# Data extract
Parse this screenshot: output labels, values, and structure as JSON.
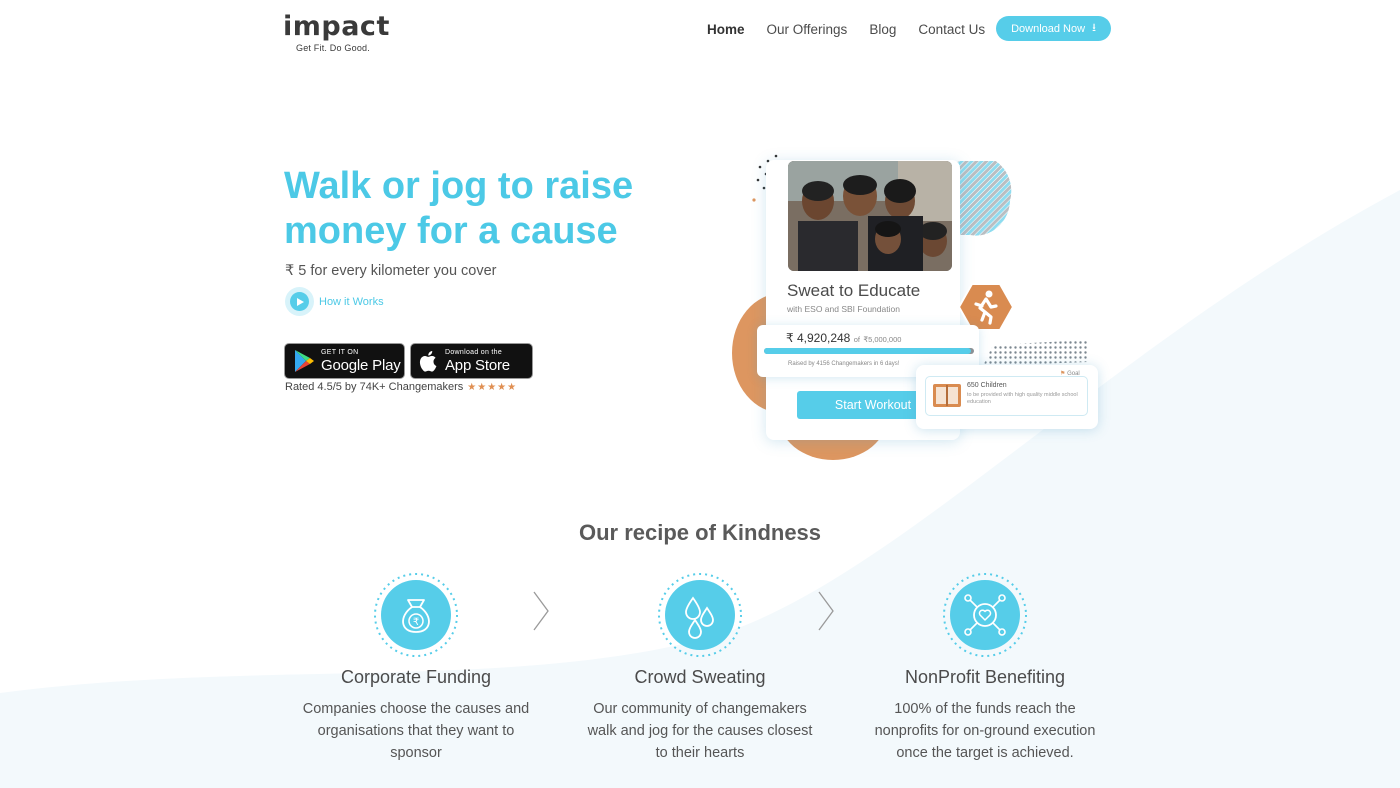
{
  "brand": {
    "name": "impact",
    "tagline": "Get Fit. Do Good."
  },
  "nav": {
    "items": [
      "Home",
      "Our Offerings",
      "Blog",
      "Contact Us"
    ],
    "active": "Home",
    "download_label": "Download Now"
  },
  "hero": {
    "title": "Walk or jog to raise money for a cause",
    "subtitle": "₹ 5 for every kilometer you cover",
    "how_it_works": "How it Works",
    "google_play": {
      "small": "GET IT ON",
      "big": "Google Play"
    },
    "app_store": {
      "small": "Download on the",
      "big": "App Store"
    },
    "rating": "Rated 4.5/5 by 74K+ Changemakers",
    "stars": 5
  },
  "campaign_card": {
    "title": "Sweat to Educate",
    "subtitle": "with ESO and SBI Foundation",
    "raised": "₹ 4,920,248",
    "goal": "₹5,000,000",
    "goal_prefix": "of",
    "progress": 0.984,
    "raised_by": "Raised by 4156 Changemakers in 6 days!",
    "start_button": "Start Workout",
    "goal_badge": "Goal",
    "goal_title": "650 Children",
    "goal_desc": "to be provided with high quality middle school education"
  },
  "recipe": {
    "title": "Our recipe of Kindness",
    "steps": [
      {
        "title": "Corporate Funding",
        "desc": "Companies choose the causes and organisations that they want to sponsor",
        "icon": "money-bag-icon"
      },
      {
        "title": "Crowd Sweating",
        "desc": "Our community of changemakers walk and jog for the causes closest to their hearts",
        "icon": "sweat-drops-icon"
      },
      {
        "title": "NonProfit Benefiting",
        "desc": "100% of the funds reach the nonprofits for on-ground execution once the target is achieved.",
        "icon": "heart-network-icon"
      }
    ]
  },
  "colors": {
    "accent": "#4cc9e6",
    "button": "#56cde9",
    "orange": "#dd9660",
    "text": "#4b4b4b",
    "wave": "#f3f9fc"
  }
}
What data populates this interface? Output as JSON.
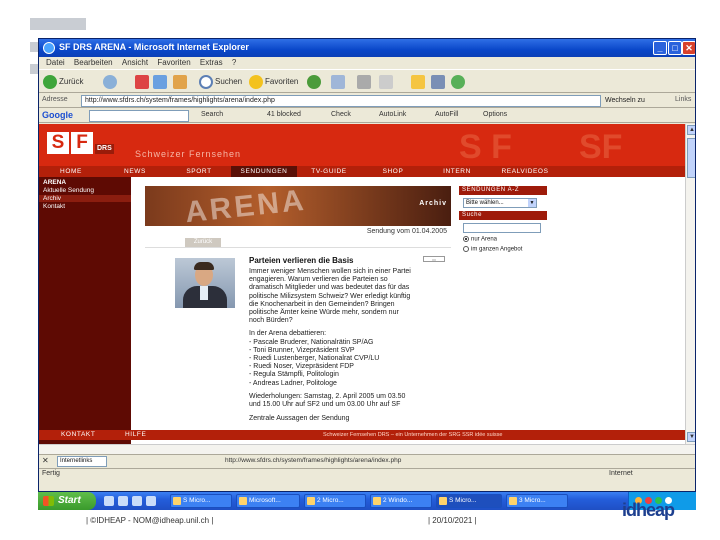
{
  "window": {
    "title": "SF DRS ARENA - Microsoft Internet Explorer",
    "controls": [
      "_",
      "□",
      "✕"
    ]
  },
  "menu": [
    "Datei",
    "Bearbeiten",
    "Ansicht",
    "Favoriten",
    "Extras",
    "?"
  ],
  "toolbar": {
    "back": "Zurück",
    "search": "Suchen",
    "favorites": "Favoriten"
  },
  "address": {
    "label": "Adresse",
    "url": "http://www.sfdrs.ch/system/frames/highlights/arena/index.php",
    "go": "Wechseln zu",
    "links": "Links"
  },
  "google": {
    "logo": "Google",
    "items": [
      "Search",
      "41 blocked",
      "Check",
      "AutoLink",
      "AutoFill",
      "Options"
    ]
  },
  "site": {
    "logo_s": "S",
    "logo_f": "F",
    "logo_drs": "DRS",
    "slogan": "Schweizer Fernsehen",
    "nav": [
      "HOME",
      "NEWS",
      "SPORT",
      "SENDUNGEN",
      "TV-GUIDE",
      "SHOP",
      "INTERN",
      "REALVIDEOS"
    ],
    "left_nav": [
      "ARENA",
      "Aktuelle Sendung",
      "Archiv",
      "Kontakt"
    ],
    "banner_title": "ARENA",
    "banner_archiv": "Archiv",
    "sendung_date": "Sendung vom 01.04.2005",
    "zurueck": "Zurück",
    "article": {
      "title": "Parteien verlieren die Basis",
      "paragraph1": [
        "Immer weniger Menschen wollen sich in einer Partei",
        "engagieren. Warum verlieren die Parteien so",
        "dramatisch Mitglieder und was bedeutet das für das",
        "politische Milizsystem Schweiz? Wer erledigt künftig",
        "die Knochenarbeit in den Gemeinden? Bringen",
        "politische Ämter keine Würde mehr, sondern nur",
        "noch Bürden?"
      ],
      "paragraph2_intro": "In der Arena debattieren:",
      "guests": [
        "- Pascale Bruderer, Nationalrätin SP/AG",
        "- Toni Brunner, Vizepräsident SVP",
        "- Ruedi Lustenberger, Nationalrat CVP/LU",
        "- Ruedi Noser, Vizepräsident FDP",
        "- Regula Stämpfli, Politologin",
        "- Andreas Ladner, Politologe"
      ],
      "repeat": [
        "Wiederholungen: Samstag, 2. April 2005 um 03.50",
        "und 15.00 Uhr auf SF2 und um 03.00 Uhr auf SF"
      ],
      "summary_heading": "Zentrale Aussagen der Sendung"
    },
    "abc": {
      "header": "SENDUNGEN A-Z",
      "select_label": "Bitte wählen..."
    },
    "search": {
      "header": "Suche",
      "option1": "nur Arena",
      "option2": "im ganzen Angebot"
    },
    "footer": {
      "items": [
        "KONTAKT",
        "HILFE"
      ],
      "note": "Schweizer Fernsehen DRS – ein Unternehmen der SRG SSR idée suisse"
    }
  },
  "links_bar": {
    "select": "Internetlinks",
    "info": "http://www.sfdrs.ch/system/frames/highlights/arena/index.php"
  },
  "status": {
    "text": "Fertig",
    "zone": "Internet"
  },
  "taskbar": {
    "start": "Start",
    "tasks": [
      "S Micro...",
      "Microsoft...",
      "2 Micro...",
      "2 Windo...",
      "S Micro...",
      "3 Micro..."
    ]
  },
  "slide_footer": {
    "left": "| ©IDHEAP - NOM@idheap.unil.ch |",
    "date": "| 20/10/2021 |",
    "logo": "idheap"
  },
  "colors": {
    "sf_red": "#d72910",
    "sf_dark": "#5e0a03",
    "xp_blue": "#245edb"
  }
}
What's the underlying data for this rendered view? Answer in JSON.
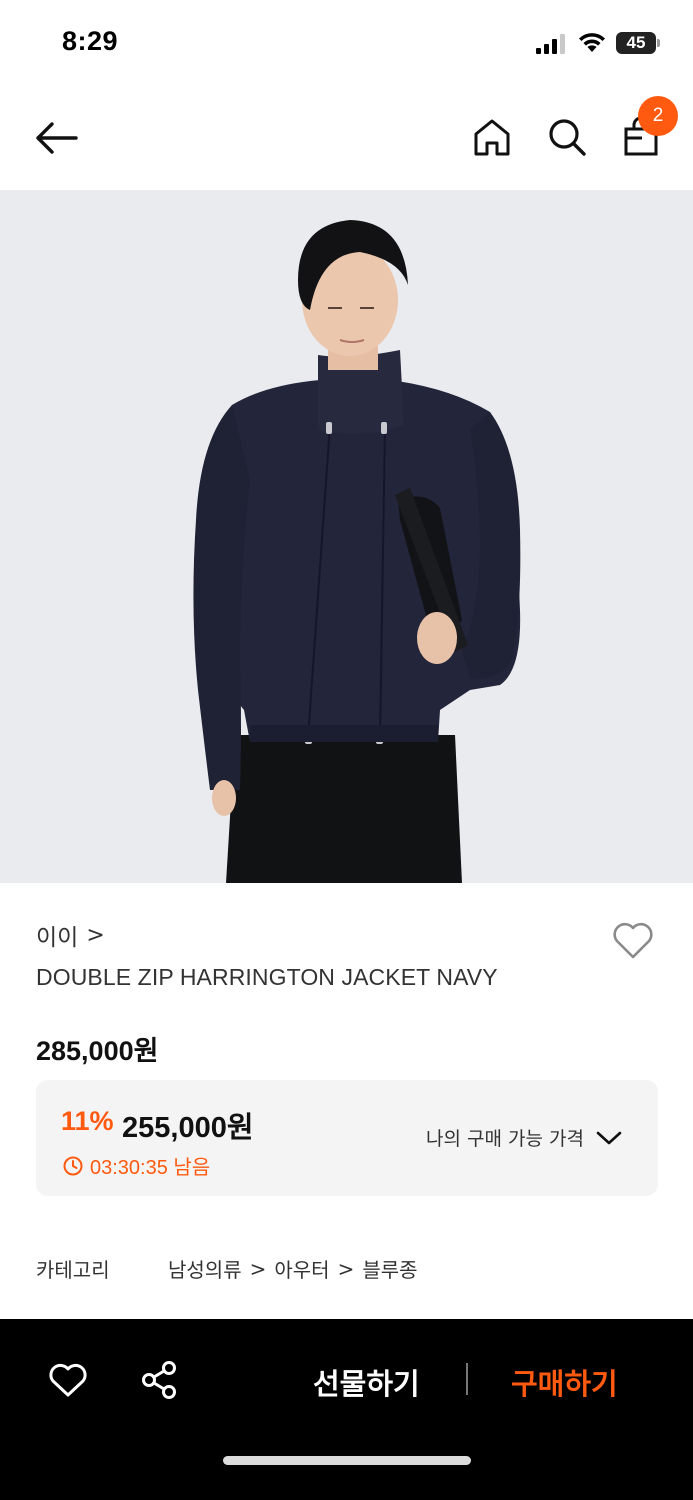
{
  "status_bar": {
    "time": "8:29",
    "battery": "45"
  },
  "header": {
    "back_icon": "arrow-left-icon",
    "home_icon": "home-icon",
    "search_icon": "search-icon",
    "cart_icon": "shopping-bag-icon",
    "cart_badge": "2"
  },
  "product": {
    "image_alt": "model wearing navy double zip jacket",
    "brand": "이이",
    "brand_chevron": ">",
    "title": "DOUBLE ZIP HARRINGTON JACKET NAVY",
    "original_price": "285,000원",
    "wishlist_icon": "heart-outline-icon"
  },
  "discount": {
    "rate": "11%",
    "sale_price": "255,000원",
    "timer": "03:30:35 남음",
    "my_price_label": "나의 구매 가능 가격"
  },
  "category": {
    "label": "카테고리",
    "path": [
      "남성의류",
      "아우터",
      "블루종"
    ],
    "separator": ">"
  },
  "bottom_bar": {
    "gift_label": "선물하기",
    "buy_label": "구매하기"
  },
  "colors": {
    "accent": "#ff5a0f",
    "bottom_bar_bg": "#000000",
    "discount_box_bg": "#f4f4f5",
    "jacket_navy": "#23253a"
  }
}
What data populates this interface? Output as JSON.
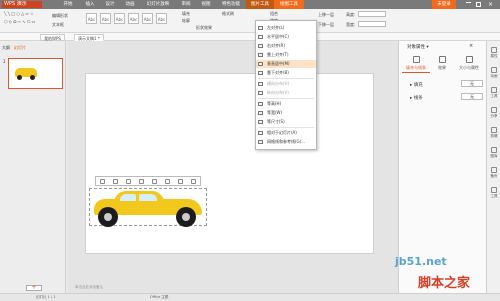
{
  "app": {
    "logo": "WPS 演示",
    "title": ""
  },
  "tabs": [
    "开始",
    "插入",
    "设计",
    "动画",
    "幻灯片放映",
    "审阅",
    "视图",
    "特色功能",
    "图片工具",
    "绘图工具"
  ],
  "tab_right": "未登录",
  "ribbon": {
    "shape_labels": [
      "Abc",
      "Abc",
      "Abc",
      "Abc",
      "Abc",
      "Abc"
    ],
    "left": [
      "编辑形状",
      "文本框"
    ],
    "fill": "填充",
    "outline": "轮廓",
    "effect": "形状效果",
    "format_brush": "格式刷",
    "combine": "组合",
    "rotate": "旋转",
    "align": "对齐",
    "select_pane": "选择窗格",
    "bring_forward": "上移一层",
    "send_backward": "下移一层",
    "height_label": "高度:",
    "height_val": "",
    "width_label": "宽度:",
    "width_val": ""
  },
  "doc_tabs": [
    "我的WPS",
    "演示文稿1 *"
  ],
  "leftpanel": {
    "tabs": [
      "大纲",
      "幻灯片"
    ],
    "slide_no": "1"
  },
  "menu": {
    "items": [
      {
        "label": "左对齐(L)",
        "dis": false
      },
      {
        "label": "水平居中(C)",
        "dis": false
      },
      {
        "label": "右对齐(R)",
        "dis": false
      },
      {
        "label": "靠上对齐(T)",
        "dis": false
      },
      {
        "label": "垂直居中(M)",
        "dis": false,
        "hl": true
      },
      {
        "label": "靠下对齐(B)",
        "dis": false
      },
      {
        "label": "横向分布(H)",
        "dis": true
      },
      {
        "label": "纵向分布(V)",
        "dis": true
      },
      {
        "label": "等高(H)",
        "dis": false
      },
      {
        "label": "等宽(W)",
        "dis": false
      },
      {
        "label": "等尺寸(S)",
        "dis": false
      },
      {
        "label": "相对于幻灯片(A)",
        "dis": false
      },
      {
        "label": "网格线和参考线(G)...",
        "dis": false
      }
    ]
  },
  "rightpanel": {
    "title": "对象属性 ▾",
    "tabs": [
      "填充与线条",
      "效果",
      "大小与属性"
    ],
    "fill": "填充",
    "line": "线条",
    "fill_val": "无",
    "line_val": "无"
  },
  "sidebar": [
    "属性",
    "动画",
    "工具",
    "分享",
    "剪辑",
    "图库",
    "备份",
    "工具"
  ],
  "status": {
    "left": "幻灯片 1 / 1",
    "theme": "Office 主题",
    "hint": "单击此处添加备注"
  },
  "watermark": {
    "domain": "jb51.net",
    "cn": "脚本之家"
  },
  "colors": {
    "accent": "#f26b1d",
    "car": "#f2c81c"
  }
}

# Instructions to follow
In the entries above, find every line with the word "outline" and list it.

# Solved exercise
    "wishlist_icon": "heart-outline-icon"
    "outline": "轮廓",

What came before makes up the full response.